Given request:
From the records below, copy every line that contains the word "Gráfico".

:: Entries supplied ::

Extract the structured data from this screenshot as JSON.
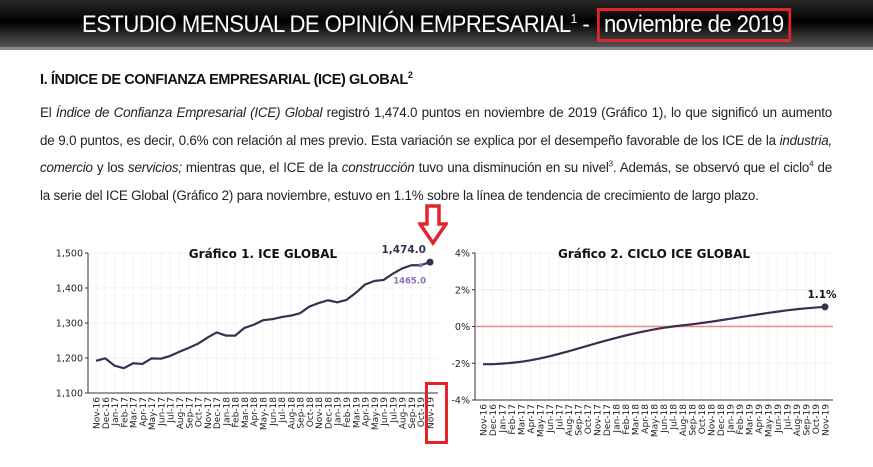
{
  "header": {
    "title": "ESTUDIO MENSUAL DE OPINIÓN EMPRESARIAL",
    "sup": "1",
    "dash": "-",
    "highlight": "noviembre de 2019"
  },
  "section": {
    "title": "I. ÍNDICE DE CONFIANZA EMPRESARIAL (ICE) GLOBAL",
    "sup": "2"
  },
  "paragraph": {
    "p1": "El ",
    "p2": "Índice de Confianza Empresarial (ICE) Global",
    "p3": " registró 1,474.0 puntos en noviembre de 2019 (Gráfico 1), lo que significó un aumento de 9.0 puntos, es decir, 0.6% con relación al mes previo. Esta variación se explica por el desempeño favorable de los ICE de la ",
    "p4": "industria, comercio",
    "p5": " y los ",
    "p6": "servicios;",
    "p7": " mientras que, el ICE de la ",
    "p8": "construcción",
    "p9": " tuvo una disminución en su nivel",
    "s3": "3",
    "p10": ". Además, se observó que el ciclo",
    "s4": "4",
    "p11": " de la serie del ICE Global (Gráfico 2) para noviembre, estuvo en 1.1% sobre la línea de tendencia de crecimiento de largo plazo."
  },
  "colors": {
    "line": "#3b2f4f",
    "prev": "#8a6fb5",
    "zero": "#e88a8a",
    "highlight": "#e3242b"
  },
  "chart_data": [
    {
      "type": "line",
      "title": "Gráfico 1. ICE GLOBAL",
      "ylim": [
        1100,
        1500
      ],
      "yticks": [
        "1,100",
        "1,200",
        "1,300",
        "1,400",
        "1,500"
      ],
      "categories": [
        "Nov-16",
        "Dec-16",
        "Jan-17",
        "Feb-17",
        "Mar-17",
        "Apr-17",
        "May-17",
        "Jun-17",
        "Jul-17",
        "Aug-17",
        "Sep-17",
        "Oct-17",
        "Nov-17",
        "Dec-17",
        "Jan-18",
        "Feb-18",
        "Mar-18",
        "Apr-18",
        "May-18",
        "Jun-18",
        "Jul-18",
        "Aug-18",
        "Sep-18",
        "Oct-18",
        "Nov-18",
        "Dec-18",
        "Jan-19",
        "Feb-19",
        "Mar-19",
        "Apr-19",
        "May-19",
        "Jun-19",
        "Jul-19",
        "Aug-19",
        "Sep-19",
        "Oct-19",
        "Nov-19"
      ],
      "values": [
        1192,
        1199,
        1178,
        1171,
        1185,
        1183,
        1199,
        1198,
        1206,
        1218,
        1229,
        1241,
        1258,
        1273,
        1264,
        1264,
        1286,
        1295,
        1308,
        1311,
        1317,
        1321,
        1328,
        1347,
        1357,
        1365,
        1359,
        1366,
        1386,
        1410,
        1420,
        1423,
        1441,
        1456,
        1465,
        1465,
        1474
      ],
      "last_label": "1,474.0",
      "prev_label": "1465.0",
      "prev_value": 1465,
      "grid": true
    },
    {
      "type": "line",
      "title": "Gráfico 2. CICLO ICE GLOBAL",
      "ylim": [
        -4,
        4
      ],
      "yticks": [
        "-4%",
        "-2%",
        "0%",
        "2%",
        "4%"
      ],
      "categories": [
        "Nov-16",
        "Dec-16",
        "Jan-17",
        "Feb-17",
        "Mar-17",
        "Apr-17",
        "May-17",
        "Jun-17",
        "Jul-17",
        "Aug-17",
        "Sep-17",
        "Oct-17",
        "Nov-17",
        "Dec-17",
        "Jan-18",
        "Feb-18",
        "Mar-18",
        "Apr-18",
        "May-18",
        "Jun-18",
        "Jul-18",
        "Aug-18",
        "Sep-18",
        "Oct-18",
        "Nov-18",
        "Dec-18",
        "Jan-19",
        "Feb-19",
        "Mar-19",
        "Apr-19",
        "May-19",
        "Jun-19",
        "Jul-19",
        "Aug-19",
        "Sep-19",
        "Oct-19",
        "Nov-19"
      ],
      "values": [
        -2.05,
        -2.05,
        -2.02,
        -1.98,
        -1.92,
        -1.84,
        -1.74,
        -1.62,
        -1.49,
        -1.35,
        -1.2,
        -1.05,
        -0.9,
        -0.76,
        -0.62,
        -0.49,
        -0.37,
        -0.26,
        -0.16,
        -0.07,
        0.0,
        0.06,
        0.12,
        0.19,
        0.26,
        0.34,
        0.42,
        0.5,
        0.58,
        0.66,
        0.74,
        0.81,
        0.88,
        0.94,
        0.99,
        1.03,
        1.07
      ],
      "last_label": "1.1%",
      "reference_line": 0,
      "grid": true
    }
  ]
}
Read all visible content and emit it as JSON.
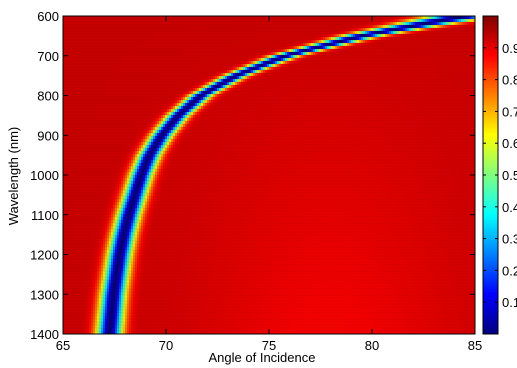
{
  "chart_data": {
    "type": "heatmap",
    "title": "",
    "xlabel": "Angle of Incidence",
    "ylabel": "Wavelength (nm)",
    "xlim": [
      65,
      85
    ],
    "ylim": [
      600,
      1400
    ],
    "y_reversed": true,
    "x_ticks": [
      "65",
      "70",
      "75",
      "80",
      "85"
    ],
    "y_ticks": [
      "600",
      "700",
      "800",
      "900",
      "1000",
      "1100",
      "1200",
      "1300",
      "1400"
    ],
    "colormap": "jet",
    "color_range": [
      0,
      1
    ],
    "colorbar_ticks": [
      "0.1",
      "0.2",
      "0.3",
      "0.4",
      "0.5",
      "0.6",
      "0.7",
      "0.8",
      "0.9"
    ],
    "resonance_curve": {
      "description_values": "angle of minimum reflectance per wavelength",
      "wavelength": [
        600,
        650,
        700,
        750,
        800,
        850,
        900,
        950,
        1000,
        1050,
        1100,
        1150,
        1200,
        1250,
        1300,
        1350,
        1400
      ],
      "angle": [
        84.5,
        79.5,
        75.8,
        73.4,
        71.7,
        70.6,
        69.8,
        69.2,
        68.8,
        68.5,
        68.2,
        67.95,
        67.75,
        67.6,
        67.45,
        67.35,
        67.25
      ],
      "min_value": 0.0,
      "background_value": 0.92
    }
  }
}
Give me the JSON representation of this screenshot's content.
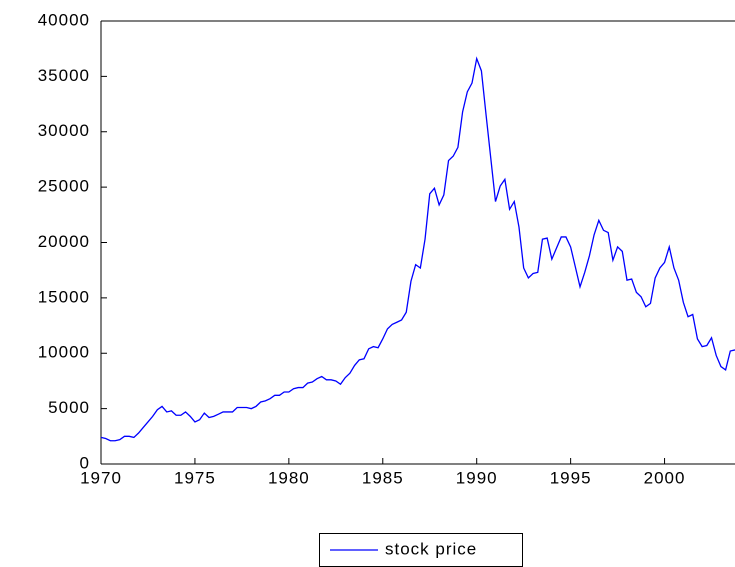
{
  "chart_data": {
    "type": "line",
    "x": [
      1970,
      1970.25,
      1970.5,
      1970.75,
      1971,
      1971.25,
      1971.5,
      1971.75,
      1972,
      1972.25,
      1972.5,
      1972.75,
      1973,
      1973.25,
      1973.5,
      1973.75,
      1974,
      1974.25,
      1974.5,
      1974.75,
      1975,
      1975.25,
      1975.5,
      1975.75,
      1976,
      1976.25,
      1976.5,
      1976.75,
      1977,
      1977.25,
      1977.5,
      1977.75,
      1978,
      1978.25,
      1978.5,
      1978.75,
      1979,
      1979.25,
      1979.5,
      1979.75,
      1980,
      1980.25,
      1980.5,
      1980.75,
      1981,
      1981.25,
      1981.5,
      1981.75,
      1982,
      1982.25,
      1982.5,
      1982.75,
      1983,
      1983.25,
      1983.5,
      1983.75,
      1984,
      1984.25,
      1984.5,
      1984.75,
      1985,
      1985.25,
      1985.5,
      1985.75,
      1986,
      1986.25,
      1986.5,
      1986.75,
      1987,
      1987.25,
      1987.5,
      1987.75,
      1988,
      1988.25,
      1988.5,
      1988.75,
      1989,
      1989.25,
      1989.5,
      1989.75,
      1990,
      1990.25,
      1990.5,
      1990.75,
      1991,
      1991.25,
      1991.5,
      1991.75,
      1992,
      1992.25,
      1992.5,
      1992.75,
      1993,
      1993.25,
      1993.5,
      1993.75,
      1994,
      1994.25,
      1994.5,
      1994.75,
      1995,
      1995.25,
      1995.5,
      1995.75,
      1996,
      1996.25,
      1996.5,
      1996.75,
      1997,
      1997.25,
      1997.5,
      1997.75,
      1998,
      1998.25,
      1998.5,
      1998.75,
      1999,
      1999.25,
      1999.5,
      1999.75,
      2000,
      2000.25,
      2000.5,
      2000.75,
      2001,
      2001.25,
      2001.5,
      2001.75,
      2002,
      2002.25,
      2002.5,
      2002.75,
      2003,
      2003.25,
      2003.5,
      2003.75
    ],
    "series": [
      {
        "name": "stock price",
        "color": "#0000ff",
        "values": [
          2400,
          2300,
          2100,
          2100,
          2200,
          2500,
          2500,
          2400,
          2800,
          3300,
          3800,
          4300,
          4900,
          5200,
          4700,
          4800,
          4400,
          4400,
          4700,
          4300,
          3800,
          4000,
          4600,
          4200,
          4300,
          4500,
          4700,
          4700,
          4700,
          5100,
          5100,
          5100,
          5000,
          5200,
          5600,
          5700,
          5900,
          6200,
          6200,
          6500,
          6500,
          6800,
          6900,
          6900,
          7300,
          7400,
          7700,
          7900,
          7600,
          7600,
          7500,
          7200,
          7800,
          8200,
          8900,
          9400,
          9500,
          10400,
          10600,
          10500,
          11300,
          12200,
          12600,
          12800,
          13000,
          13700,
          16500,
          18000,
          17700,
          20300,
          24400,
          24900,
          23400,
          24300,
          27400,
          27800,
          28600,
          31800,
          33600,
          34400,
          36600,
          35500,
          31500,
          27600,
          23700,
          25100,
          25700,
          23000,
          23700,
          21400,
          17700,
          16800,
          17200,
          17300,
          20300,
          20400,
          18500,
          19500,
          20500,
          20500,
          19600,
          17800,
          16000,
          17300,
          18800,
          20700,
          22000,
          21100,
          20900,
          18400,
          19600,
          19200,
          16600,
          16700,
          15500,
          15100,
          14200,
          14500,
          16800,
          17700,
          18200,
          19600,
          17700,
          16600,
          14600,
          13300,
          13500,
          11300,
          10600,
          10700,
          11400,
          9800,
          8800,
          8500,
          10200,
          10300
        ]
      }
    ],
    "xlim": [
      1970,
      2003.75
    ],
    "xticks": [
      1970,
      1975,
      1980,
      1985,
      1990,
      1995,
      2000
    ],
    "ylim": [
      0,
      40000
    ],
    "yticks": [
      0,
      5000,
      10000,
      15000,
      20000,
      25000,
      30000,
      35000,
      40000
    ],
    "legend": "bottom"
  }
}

:::

Expected answer:
    "p3": " registró 1,474.0 puntos en noviembre de 2019 (Gráfico 1), lo que significó un aumento de 9.0 puntos, es decir, 0.6% con relación al mes previo. Esta variación se explica por el desempeño favorable de los ICE de la ",
    "p11": " de la serie del ICE Global (Gráfico 2) para noviembre, estuvo en 1.1% sobre la línea de tendencia de crecimiento de largo plazo."
      "title": "Gráfico 1. ICE GLOBAL",
      "title": "Gráfico 2. CICLO ICE GLOBAL",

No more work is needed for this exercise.